--- TASK DETAILS ---
In the listing below, locate the lines that hold "were" and copy them.

— start LISTED RECORDS —

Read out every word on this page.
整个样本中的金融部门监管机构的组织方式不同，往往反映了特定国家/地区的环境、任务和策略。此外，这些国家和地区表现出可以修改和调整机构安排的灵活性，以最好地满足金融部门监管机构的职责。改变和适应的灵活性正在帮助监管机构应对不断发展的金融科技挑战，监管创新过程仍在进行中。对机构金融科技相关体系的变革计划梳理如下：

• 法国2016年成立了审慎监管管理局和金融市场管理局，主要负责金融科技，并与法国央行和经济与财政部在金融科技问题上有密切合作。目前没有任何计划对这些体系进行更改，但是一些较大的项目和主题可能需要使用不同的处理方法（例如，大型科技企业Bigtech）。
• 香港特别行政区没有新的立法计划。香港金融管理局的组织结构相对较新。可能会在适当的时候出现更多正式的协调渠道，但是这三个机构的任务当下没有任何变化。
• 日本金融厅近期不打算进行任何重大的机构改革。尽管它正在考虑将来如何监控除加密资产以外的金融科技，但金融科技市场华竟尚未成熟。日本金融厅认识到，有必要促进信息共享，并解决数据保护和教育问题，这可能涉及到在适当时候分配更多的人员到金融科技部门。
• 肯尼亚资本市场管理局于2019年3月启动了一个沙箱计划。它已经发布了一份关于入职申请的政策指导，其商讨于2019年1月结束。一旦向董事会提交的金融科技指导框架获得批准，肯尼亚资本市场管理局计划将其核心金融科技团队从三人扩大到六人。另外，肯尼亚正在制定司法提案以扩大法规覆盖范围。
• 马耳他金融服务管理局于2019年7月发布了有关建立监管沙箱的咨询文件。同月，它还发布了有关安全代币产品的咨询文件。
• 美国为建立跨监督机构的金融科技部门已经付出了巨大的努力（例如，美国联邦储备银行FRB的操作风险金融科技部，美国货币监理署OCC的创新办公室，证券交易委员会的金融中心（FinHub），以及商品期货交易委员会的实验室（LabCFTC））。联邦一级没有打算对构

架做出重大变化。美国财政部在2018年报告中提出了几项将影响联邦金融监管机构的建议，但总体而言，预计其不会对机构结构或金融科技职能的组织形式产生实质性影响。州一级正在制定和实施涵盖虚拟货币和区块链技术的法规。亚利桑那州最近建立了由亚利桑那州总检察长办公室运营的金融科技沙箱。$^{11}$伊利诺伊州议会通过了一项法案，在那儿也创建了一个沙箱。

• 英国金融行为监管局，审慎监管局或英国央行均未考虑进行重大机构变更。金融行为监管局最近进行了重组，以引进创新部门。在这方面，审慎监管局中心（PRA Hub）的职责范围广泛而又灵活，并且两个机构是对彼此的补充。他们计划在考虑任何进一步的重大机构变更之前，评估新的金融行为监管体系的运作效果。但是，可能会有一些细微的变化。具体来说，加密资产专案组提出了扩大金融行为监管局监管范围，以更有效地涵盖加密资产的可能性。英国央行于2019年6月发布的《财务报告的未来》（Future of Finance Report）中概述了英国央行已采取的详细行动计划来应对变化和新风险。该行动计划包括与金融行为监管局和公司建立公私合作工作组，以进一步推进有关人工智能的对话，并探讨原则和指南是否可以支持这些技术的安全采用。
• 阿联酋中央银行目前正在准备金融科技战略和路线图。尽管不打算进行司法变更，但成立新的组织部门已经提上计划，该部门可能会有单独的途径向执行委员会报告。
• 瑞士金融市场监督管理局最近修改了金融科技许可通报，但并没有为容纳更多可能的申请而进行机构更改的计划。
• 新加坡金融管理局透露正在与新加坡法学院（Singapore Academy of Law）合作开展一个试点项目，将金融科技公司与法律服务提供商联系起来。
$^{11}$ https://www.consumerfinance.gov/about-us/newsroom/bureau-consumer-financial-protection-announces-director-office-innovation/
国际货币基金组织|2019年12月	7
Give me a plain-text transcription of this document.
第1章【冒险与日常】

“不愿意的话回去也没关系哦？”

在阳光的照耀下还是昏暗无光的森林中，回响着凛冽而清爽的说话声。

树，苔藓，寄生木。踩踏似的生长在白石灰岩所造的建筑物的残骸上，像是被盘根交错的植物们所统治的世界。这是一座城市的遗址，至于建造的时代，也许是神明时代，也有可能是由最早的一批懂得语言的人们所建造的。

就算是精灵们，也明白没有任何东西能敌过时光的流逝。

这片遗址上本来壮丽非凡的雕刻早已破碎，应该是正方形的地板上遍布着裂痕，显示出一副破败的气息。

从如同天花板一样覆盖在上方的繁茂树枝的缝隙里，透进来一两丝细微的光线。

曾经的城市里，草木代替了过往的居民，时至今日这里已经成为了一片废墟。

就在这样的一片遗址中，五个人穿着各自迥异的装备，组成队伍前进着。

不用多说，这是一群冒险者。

— end LISTED RECORDS —
— start LISTED RECORDS —

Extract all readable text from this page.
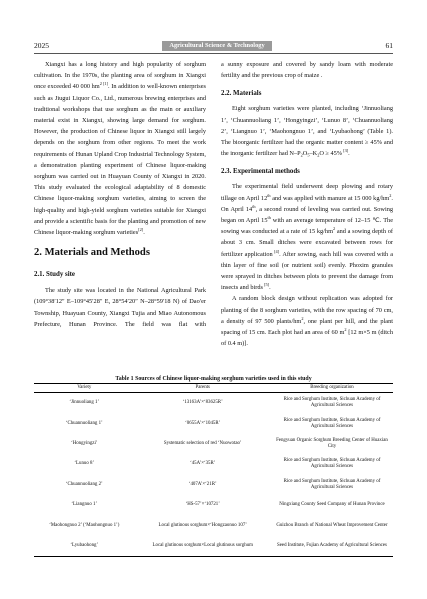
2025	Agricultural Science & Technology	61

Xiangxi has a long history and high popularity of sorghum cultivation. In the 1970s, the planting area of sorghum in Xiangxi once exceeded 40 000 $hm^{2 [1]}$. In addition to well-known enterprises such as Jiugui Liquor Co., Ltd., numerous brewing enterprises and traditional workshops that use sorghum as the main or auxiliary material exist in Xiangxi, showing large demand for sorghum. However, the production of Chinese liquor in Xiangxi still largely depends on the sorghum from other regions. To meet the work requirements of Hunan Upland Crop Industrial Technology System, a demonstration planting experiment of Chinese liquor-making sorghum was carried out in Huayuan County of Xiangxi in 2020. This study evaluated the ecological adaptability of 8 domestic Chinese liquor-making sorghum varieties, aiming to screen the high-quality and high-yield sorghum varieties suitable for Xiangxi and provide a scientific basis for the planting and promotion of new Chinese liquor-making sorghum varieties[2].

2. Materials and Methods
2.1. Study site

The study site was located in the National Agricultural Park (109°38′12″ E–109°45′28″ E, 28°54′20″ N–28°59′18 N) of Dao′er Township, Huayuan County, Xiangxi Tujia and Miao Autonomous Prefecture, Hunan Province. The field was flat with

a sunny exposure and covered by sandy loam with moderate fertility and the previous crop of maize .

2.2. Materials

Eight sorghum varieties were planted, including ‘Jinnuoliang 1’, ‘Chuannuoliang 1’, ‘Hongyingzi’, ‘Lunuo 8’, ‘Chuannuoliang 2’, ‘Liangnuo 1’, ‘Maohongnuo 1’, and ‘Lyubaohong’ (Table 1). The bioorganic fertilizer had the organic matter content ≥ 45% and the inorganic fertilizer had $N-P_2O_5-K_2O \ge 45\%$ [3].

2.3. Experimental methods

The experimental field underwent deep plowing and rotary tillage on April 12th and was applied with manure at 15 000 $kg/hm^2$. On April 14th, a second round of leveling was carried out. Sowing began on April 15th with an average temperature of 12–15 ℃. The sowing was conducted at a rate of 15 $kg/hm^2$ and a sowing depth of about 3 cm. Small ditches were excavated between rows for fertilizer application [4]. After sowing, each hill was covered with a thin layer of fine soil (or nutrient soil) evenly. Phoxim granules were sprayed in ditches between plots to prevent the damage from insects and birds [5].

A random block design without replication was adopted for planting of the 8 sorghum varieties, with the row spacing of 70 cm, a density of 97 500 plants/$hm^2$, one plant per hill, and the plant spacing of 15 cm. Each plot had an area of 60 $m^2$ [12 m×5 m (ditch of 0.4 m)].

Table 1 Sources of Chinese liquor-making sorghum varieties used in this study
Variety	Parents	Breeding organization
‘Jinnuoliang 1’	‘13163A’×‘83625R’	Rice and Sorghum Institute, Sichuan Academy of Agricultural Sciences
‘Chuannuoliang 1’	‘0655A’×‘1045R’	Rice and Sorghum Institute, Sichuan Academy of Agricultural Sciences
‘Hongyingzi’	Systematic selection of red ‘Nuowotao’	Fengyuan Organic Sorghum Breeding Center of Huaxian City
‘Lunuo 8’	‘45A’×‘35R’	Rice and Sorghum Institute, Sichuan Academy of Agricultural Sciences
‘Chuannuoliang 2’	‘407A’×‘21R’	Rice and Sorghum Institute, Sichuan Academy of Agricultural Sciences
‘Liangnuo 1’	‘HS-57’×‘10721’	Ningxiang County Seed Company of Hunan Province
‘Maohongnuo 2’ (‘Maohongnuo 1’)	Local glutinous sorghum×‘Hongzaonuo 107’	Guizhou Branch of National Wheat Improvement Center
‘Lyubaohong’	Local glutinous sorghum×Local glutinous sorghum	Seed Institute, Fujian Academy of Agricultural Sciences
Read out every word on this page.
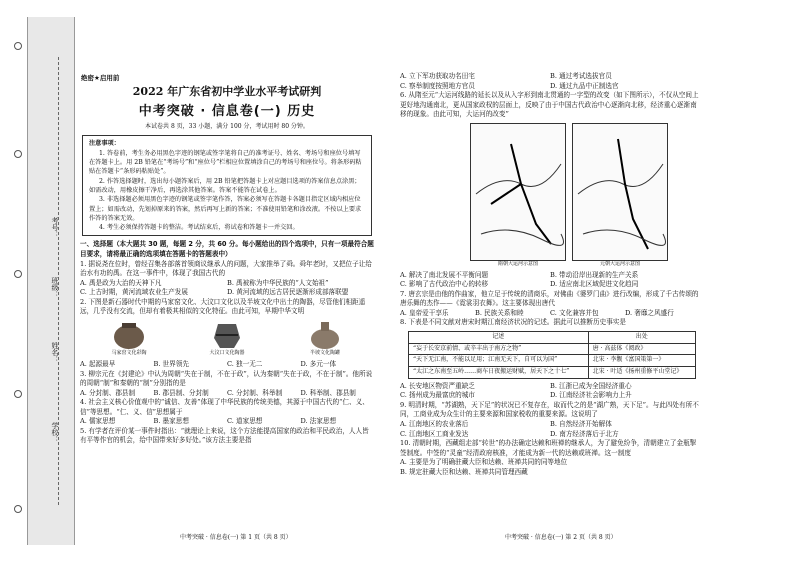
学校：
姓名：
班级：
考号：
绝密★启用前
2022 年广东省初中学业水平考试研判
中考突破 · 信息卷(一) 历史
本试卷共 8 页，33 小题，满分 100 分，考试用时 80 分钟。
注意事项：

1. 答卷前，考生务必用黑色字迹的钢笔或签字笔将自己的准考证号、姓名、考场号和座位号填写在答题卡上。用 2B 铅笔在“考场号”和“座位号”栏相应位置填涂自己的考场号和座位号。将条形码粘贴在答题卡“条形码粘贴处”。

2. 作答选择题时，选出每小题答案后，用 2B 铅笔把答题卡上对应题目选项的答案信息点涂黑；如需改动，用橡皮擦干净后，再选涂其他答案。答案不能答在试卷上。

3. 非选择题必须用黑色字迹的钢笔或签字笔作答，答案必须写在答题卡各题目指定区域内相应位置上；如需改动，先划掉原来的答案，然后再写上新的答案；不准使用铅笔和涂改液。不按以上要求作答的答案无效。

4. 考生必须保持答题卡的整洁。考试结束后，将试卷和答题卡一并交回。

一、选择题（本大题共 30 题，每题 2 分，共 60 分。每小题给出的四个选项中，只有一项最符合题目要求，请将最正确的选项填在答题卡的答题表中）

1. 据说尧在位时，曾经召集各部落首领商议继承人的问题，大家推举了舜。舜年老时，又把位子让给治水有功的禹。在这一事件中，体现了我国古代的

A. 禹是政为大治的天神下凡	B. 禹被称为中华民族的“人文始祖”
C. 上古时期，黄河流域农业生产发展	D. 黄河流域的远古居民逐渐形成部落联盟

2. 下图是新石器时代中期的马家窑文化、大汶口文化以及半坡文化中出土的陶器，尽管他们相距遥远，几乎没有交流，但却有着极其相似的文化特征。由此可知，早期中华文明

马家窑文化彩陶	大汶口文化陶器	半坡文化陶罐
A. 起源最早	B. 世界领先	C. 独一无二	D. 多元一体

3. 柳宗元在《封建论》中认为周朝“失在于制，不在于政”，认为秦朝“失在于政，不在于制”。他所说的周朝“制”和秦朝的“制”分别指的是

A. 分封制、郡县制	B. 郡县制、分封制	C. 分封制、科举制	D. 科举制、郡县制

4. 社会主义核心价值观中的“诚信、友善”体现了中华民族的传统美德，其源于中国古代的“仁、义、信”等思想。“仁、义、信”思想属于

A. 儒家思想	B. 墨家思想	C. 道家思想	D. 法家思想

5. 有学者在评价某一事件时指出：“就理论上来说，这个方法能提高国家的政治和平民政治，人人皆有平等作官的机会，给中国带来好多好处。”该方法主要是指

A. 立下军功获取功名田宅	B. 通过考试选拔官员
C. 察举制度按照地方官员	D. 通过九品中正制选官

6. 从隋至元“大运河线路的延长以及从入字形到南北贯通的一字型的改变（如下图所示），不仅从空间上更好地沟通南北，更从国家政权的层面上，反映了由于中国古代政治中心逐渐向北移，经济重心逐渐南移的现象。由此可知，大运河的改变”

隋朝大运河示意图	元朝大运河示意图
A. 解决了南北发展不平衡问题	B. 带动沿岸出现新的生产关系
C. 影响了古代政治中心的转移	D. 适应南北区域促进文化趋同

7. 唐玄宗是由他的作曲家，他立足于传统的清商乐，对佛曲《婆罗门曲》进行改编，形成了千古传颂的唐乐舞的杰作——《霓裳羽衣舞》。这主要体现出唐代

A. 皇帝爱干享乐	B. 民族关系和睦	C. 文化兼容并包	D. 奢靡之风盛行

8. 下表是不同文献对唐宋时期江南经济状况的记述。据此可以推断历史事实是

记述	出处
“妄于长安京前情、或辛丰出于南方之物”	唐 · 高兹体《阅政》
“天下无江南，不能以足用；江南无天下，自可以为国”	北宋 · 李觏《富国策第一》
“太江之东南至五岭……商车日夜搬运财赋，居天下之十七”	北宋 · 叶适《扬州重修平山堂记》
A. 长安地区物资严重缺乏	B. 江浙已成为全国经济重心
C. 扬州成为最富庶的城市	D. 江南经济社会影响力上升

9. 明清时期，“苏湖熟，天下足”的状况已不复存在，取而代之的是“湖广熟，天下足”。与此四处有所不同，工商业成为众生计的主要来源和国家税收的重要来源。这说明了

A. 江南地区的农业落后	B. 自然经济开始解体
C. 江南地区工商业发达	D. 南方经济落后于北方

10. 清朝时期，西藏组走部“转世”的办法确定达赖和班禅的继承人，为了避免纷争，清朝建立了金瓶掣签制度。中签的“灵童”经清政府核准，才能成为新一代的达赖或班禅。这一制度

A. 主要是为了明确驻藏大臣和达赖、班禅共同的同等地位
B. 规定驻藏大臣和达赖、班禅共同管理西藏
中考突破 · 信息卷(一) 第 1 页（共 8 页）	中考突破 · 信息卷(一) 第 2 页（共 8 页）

— end LISTED RECORDS —

--- COMPLETE OUTPUT ---
Eight sorghum varieties were planted, including ‘Jinnuoliang 1’, ‘Chuannuoliang 1’, ‘Hongyingzi’, ‘Lunuo 8’, ‘Chuannuoliang 2’, ‘Liangnuo 1’, ‘Maohongnuo 1’, and ‘Lyubaohong’ (Table 1). The bioorganic fertilizer had the organic matter content ≥ 45% and the inorganic fertilizer had $N-P_2O_5-K_2O \ge 45\%$ [3].
The experimental field underwent deep plowing and rotary tillage on April 12th and was applied with manure at 15 000 $kg/hm^2$. On April 14th, a second round of leveling was carried out. Sowing began on April 15th with an average temperature of 12–15 ℃. The sowing was conducted at a rate of 15 $kg/hm^2$ and a sowing depth of about 3 cm. Small ditches were excavated between rows for fertilizer application [4]. After sowing, each hill was covered with a thin layer of fine soil (or nutrient soil) evenly. Phoxim granules were sprayed in ditches between plots to prevent the damage from insects and birds [5].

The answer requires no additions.